:: Exercise input
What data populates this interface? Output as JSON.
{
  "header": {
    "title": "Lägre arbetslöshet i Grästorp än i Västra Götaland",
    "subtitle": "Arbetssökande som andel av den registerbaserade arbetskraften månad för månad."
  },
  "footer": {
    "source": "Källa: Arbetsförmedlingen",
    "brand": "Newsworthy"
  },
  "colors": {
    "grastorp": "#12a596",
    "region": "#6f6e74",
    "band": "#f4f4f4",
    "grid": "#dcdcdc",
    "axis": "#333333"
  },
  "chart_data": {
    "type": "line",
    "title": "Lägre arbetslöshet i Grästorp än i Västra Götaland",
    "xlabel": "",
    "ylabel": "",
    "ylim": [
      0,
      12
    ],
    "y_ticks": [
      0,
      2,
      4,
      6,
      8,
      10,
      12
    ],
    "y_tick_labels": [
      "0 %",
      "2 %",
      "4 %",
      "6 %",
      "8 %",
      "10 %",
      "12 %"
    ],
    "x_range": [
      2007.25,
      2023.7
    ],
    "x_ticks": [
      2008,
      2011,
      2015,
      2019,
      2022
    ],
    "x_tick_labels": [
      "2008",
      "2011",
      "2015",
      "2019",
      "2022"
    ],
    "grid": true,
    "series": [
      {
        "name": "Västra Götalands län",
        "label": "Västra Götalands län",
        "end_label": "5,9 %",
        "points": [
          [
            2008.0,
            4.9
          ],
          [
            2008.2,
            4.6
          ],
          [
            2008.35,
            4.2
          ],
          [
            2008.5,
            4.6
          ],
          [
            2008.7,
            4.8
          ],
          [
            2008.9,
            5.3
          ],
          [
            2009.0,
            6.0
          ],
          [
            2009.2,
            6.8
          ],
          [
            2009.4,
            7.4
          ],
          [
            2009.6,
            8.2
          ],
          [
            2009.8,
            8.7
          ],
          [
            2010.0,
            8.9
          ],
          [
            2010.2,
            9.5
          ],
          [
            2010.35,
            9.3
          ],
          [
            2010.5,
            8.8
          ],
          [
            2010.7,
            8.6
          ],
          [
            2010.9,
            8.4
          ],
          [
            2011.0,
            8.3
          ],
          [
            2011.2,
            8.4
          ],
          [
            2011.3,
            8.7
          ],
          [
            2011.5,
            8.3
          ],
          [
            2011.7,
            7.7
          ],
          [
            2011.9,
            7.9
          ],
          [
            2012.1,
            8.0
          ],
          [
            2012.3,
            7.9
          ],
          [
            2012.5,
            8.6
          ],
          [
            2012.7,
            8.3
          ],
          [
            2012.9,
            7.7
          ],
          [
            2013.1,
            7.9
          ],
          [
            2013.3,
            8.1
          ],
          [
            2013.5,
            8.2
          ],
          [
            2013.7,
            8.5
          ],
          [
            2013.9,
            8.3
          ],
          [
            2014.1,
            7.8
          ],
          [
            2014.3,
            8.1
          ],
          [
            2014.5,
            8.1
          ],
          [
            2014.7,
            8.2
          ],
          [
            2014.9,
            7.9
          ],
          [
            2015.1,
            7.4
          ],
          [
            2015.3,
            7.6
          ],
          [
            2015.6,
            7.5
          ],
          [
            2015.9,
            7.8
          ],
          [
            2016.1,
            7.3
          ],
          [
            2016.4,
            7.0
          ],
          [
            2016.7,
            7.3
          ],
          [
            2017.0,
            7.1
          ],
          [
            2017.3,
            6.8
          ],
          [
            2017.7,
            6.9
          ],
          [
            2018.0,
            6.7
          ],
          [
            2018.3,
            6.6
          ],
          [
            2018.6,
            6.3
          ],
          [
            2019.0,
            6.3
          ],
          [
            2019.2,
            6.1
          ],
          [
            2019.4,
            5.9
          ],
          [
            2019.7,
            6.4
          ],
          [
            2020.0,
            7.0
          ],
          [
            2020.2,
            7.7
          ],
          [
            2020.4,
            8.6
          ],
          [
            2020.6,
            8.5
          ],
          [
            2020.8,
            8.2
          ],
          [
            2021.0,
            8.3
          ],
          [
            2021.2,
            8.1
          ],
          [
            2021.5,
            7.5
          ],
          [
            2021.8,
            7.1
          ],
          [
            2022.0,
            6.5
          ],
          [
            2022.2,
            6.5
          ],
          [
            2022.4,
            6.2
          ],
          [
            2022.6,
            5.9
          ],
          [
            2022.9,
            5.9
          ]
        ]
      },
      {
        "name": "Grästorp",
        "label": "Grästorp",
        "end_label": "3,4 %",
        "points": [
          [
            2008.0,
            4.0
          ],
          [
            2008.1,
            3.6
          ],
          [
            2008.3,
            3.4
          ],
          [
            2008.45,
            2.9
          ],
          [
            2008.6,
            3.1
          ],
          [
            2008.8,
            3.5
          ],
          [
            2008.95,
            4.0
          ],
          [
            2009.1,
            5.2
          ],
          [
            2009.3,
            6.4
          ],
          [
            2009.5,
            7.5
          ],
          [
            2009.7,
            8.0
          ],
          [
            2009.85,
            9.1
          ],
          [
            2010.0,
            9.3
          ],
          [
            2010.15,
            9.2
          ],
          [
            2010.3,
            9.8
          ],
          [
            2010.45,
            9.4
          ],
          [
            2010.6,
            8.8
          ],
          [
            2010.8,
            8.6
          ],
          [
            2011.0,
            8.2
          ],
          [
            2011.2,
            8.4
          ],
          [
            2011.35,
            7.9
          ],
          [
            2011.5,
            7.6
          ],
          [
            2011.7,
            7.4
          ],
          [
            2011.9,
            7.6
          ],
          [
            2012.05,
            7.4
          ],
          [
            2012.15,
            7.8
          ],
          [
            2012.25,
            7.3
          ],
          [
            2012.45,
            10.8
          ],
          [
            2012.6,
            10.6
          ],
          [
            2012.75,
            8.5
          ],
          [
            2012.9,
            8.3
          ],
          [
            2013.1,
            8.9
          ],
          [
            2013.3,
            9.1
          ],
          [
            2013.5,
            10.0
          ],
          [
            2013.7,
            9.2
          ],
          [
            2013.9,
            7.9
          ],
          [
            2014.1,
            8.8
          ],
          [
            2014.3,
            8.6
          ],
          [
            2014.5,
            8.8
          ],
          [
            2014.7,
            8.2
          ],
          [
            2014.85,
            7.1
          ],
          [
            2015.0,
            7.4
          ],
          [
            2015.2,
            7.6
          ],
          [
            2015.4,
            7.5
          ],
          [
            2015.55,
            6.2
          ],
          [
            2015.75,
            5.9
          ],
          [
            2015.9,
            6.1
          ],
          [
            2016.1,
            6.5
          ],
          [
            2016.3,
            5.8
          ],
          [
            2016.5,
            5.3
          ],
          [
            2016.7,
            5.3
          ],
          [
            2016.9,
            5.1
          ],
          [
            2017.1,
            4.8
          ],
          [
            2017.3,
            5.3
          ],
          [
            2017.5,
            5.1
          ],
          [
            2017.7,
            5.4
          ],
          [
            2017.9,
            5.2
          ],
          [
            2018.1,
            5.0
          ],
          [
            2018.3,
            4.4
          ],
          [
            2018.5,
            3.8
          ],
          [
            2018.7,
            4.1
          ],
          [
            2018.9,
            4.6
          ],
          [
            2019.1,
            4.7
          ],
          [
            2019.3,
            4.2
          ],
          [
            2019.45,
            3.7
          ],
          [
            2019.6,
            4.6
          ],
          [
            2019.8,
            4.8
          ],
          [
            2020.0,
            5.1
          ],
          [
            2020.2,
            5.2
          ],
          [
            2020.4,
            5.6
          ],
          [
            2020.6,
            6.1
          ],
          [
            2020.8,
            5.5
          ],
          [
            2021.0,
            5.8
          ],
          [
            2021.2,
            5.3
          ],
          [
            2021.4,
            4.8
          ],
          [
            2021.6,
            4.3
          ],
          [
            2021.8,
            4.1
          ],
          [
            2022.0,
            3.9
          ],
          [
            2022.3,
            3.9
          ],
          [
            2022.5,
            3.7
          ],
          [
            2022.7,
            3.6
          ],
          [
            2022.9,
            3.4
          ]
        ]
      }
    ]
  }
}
::::
Give only the number of lines in the data that hold the word "name".

▶ **Final result**
2